* [Problem]:
Check every line of the entries for "police", and copy the lines that hold it.

____ Task data

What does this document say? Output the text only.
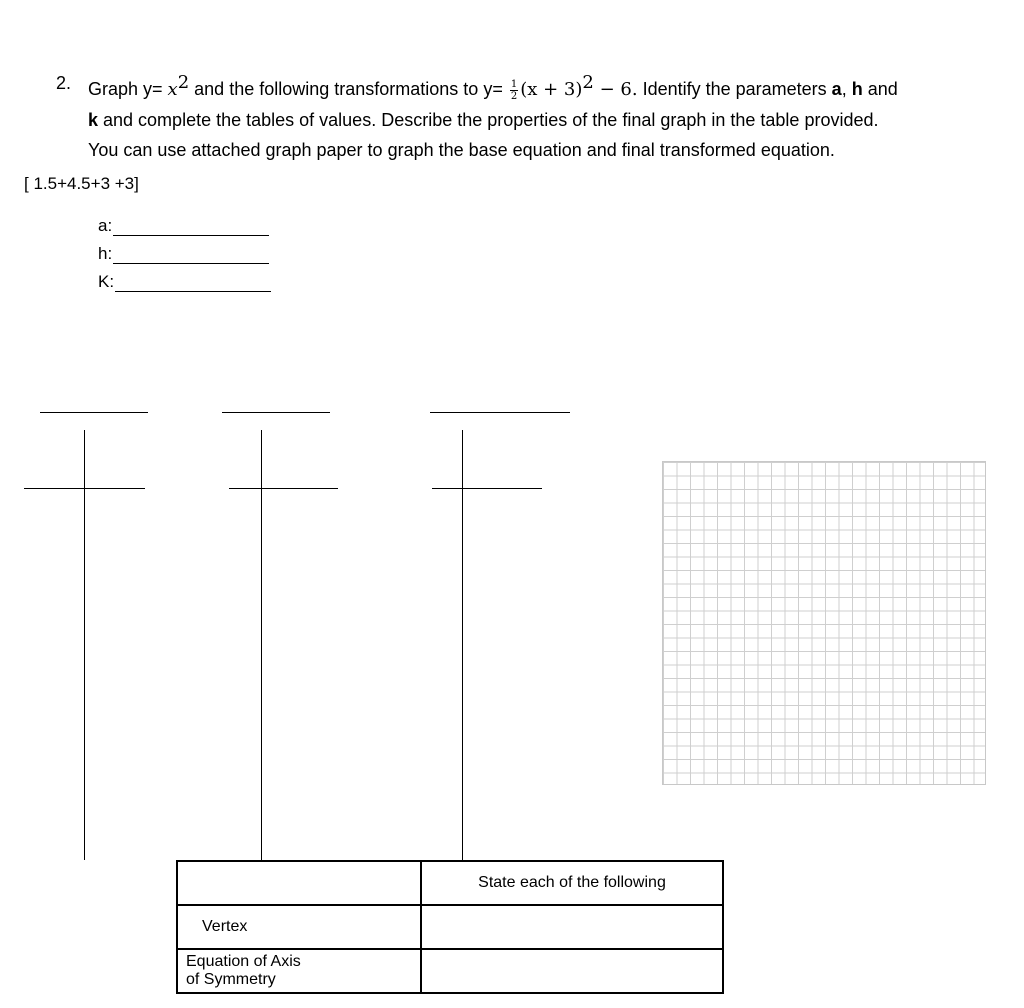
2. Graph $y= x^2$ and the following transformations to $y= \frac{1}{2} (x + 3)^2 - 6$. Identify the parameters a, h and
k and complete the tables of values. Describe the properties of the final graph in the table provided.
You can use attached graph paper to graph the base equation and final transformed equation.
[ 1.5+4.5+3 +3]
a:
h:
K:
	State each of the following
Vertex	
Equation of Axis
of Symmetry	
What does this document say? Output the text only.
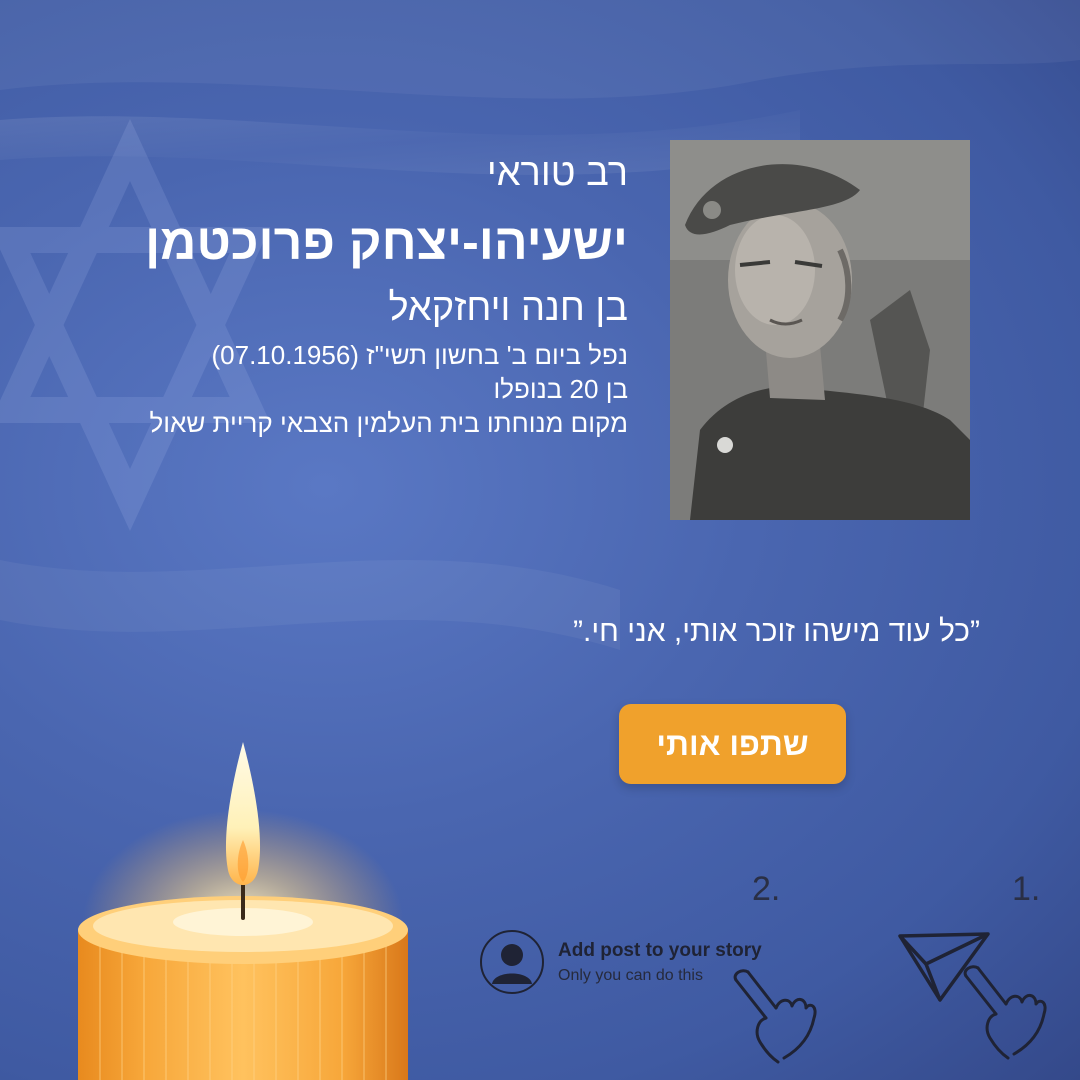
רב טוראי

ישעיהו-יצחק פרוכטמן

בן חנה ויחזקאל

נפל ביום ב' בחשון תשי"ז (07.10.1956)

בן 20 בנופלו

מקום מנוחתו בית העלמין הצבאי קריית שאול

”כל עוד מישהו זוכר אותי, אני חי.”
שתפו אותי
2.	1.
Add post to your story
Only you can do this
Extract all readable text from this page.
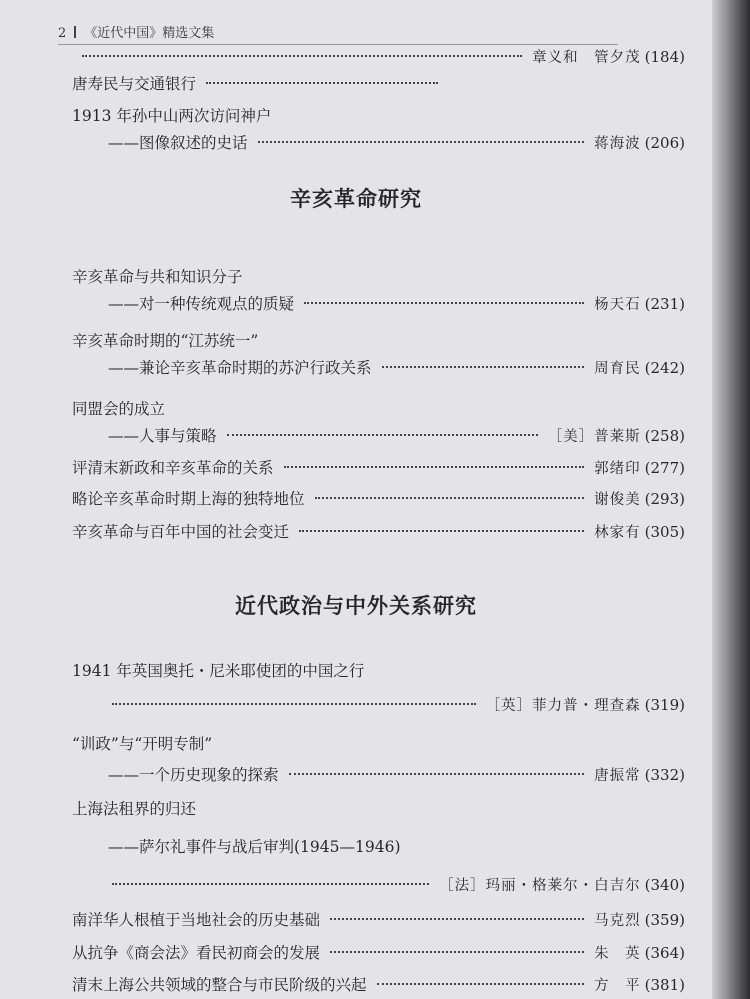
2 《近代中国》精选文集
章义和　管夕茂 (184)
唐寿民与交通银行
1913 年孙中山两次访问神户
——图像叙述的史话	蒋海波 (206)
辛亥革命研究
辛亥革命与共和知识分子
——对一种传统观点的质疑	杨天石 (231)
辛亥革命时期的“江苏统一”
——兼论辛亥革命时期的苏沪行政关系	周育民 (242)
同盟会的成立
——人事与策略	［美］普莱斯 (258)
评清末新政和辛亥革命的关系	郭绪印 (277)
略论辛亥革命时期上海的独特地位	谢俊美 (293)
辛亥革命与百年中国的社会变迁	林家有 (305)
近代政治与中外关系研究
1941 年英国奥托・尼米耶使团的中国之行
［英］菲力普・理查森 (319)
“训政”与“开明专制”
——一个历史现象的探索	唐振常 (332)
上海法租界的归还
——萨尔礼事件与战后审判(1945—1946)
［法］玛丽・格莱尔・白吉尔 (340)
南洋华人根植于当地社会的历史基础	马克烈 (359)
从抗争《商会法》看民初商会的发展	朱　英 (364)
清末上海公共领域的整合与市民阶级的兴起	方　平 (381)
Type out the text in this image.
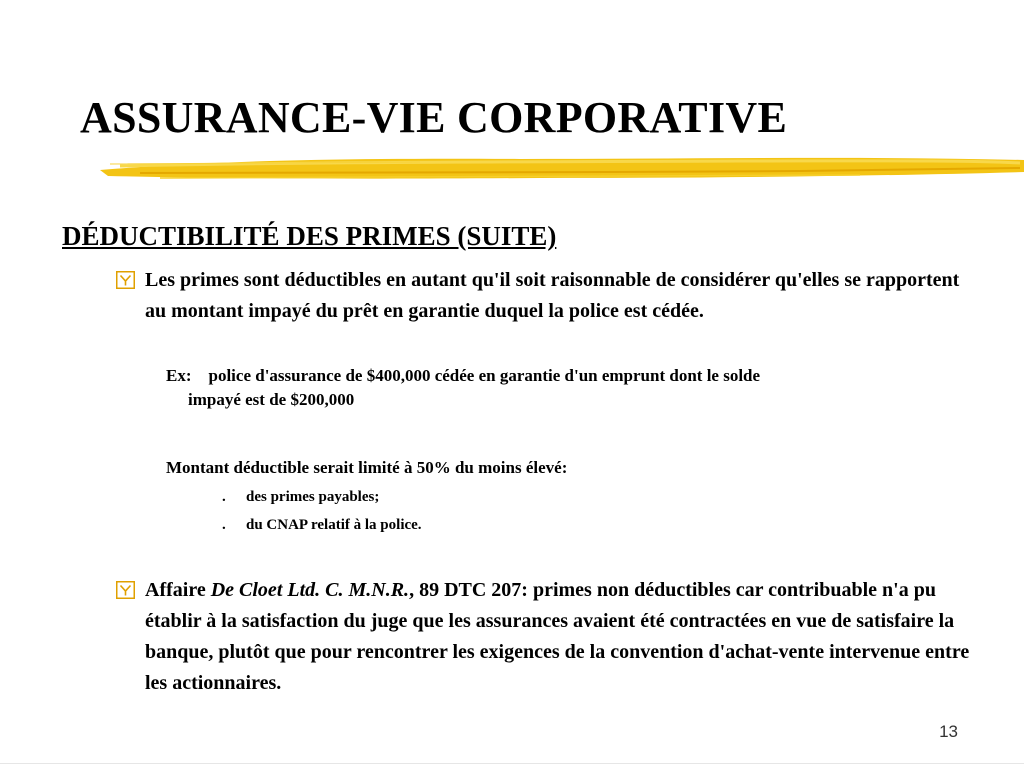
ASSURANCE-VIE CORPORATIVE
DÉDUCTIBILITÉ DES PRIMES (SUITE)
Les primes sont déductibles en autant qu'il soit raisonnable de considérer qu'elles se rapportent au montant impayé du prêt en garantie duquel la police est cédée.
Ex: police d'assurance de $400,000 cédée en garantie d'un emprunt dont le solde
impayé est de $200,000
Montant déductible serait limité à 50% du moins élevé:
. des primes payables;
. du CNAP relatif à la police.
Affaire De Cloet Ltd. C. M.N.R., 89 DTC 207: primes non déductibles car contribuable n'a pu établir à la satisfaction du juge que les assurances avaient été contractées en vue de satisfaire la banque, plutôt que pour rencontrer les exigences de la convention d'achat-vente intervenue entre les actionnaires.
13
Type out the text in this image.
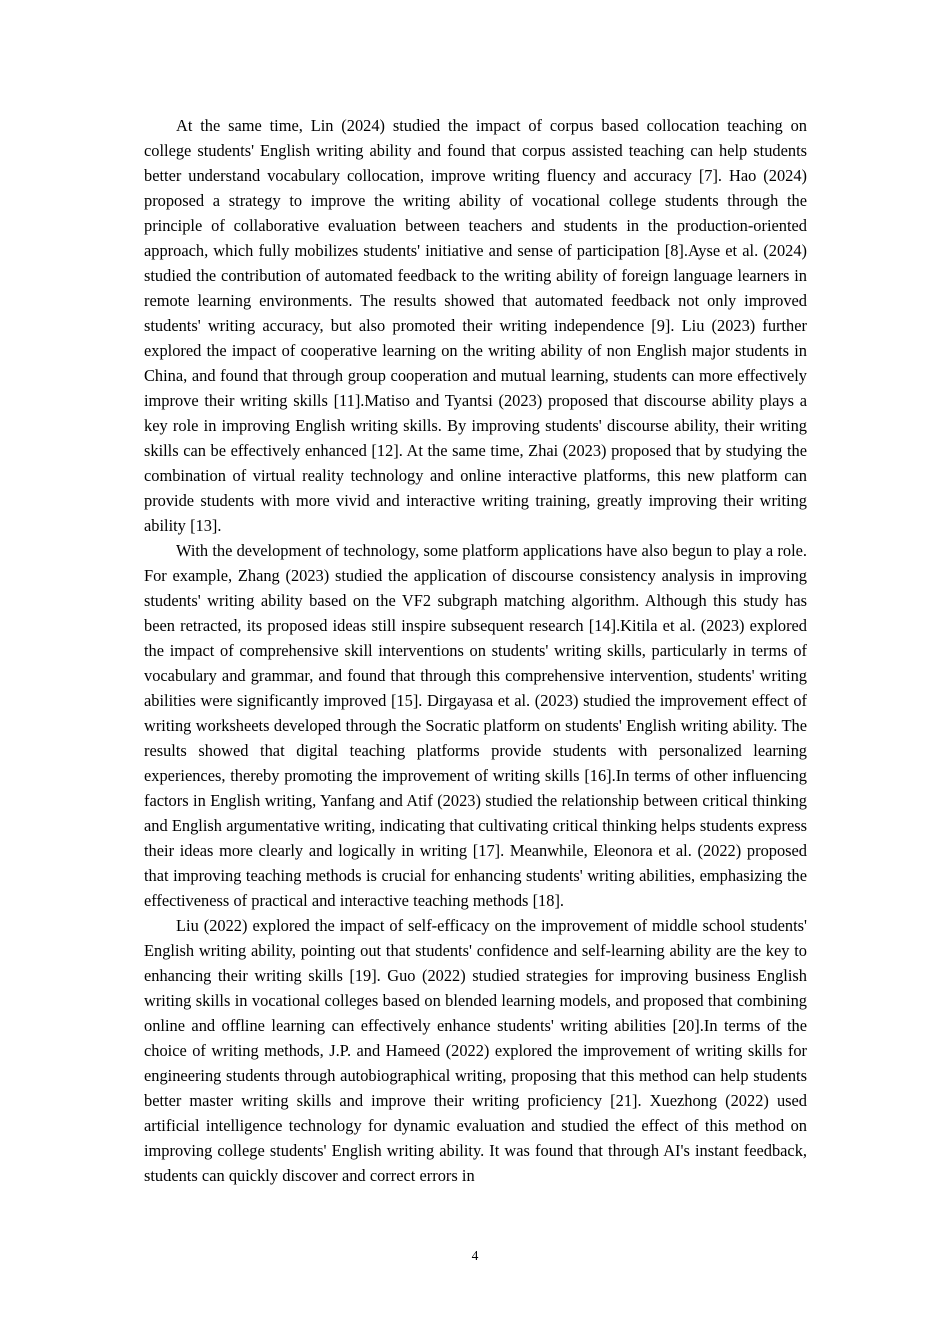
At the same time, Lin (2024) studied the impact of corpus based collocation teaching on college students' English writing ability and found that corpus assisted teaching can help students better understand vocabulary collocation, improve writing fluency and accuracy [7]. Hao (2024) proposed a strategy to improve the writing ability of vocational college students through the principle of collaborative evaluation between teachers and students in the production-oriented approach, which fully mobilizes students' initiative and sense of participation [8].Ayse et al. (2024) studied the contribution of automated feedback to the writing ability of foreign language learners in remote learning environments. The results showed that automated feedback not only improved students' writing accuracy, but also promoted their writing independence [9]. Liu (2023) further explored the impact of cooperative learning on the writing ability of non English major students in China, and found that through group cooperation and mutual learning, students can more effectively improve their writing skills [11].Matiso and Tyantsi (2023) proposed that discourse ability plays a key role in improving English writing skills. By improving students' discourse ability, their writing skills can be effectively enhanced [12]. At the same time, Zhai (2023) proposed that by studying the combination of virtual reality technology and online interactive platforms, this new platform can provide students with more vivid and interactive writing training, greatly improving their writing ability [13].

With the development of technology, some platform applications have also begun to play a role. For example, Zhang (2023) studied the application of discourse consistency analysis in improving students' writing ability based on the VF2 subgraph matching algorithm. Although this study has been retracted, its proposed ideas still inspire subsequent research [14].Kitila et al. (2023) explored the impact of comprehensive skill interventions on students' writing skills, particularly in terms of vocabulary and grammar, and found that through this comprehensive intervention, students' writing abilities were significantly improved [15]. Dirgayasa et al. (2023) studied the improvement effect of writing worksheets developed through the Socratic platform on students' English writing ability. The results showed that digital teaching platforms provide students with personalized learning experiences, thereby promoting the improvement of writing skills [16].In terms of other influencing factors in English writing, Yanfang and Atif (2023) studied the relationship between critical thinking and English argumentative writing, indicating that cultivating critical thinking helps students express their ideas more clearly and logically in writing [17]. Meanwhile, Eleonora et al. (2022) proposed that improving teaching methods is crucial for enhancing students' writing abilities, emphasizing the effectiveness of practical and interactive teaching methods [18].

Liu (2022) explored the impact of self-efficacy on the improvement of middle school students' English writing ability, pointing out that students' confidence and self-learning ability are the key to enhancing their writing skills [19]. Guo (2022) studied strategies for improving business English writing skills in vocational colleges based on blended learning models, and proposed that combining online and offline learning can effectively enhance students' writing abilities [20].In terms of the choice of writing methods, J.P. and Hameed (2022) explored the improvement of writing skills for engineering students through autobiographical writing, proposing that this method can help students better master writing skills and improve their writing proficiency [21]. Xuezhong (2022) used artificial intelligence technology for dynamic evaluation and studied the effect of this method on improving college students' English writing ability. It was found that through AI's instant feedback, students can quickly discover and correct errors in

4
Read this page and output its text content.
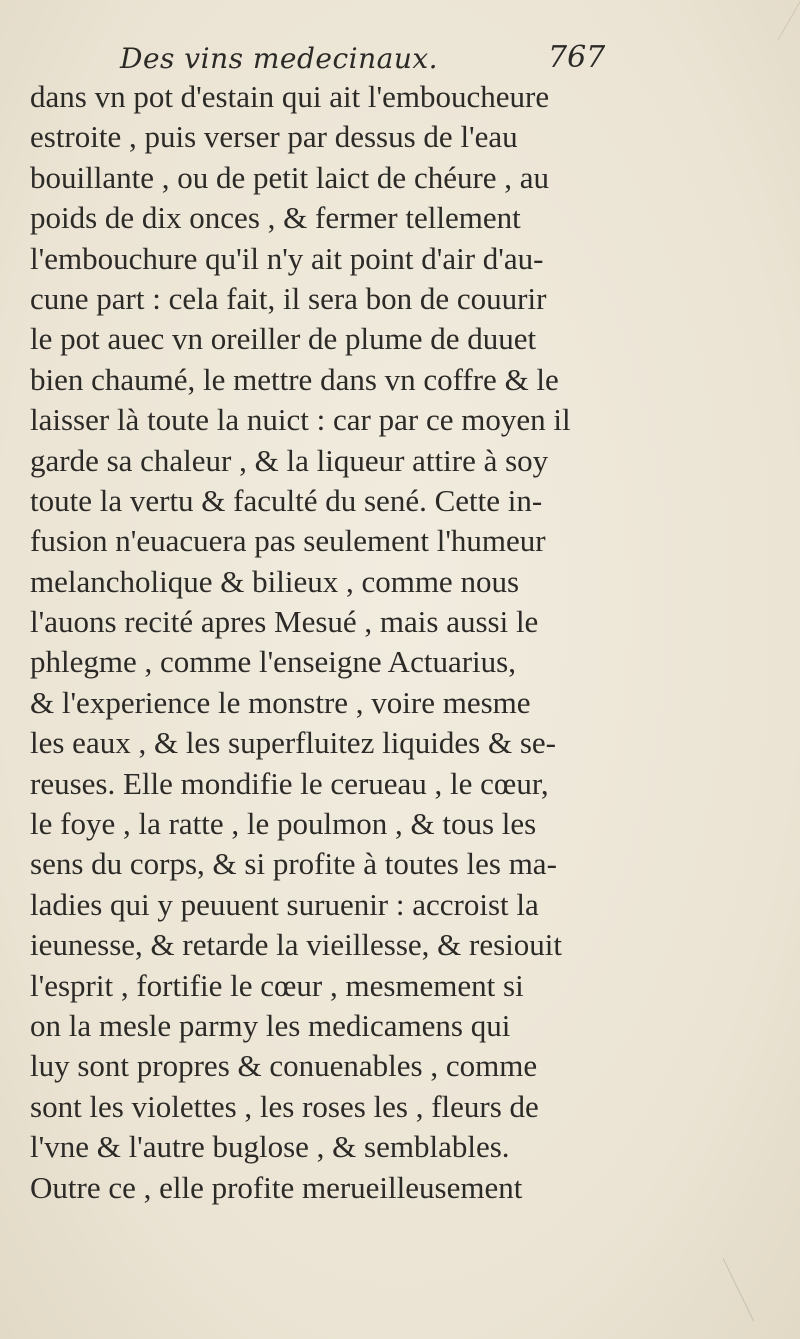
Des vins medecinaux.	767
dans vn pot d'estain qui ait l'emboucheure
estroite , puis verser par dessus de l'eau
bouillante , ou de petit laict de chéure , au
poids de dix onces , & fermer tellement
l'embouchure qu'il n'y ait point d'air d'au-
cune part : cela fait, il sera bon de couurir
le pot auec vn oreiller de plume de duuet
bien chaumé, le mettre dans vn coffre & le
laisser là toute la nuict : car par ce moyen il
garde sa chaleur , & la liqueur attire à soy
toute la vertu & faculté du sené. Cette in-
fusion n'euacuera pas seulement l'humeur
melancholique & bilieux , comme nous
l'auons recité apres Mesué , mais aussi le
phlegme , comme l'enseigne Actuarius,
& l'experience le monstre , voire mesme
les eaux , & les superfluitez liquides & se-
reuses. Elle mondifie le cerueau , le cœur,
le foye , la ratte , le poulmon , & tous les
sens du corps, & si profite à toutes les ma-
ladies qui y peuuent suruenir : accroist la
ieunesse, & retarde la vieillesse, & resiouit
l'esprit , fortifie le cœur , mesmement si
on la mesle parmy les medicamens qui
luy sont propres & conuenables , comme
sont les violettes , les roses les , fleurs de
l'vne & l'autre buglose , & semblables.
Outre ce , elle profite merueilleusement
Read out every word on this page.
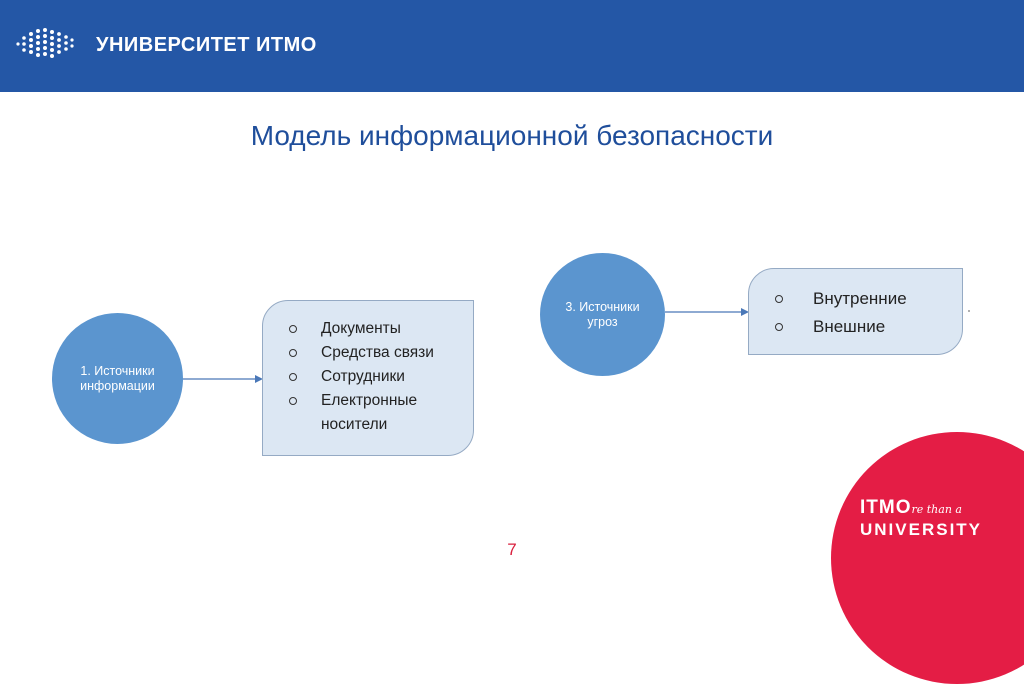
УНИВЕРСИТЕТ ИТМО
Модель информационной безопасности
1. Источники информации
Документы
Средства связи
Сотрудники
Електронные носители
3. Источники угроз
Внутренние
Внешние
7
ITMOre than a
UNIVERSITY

________

* [Result below]:
Les primes sont déductibles en autant qu'il soit raisonnable de considérer qu'elles se rapportent au montant impayé du prêt en garantie duquel la police est cédée.
Ex: police d'assurance de $400,000 cédée en garantie d'un emprunt dont le solde
. du CNAP relatif à la police.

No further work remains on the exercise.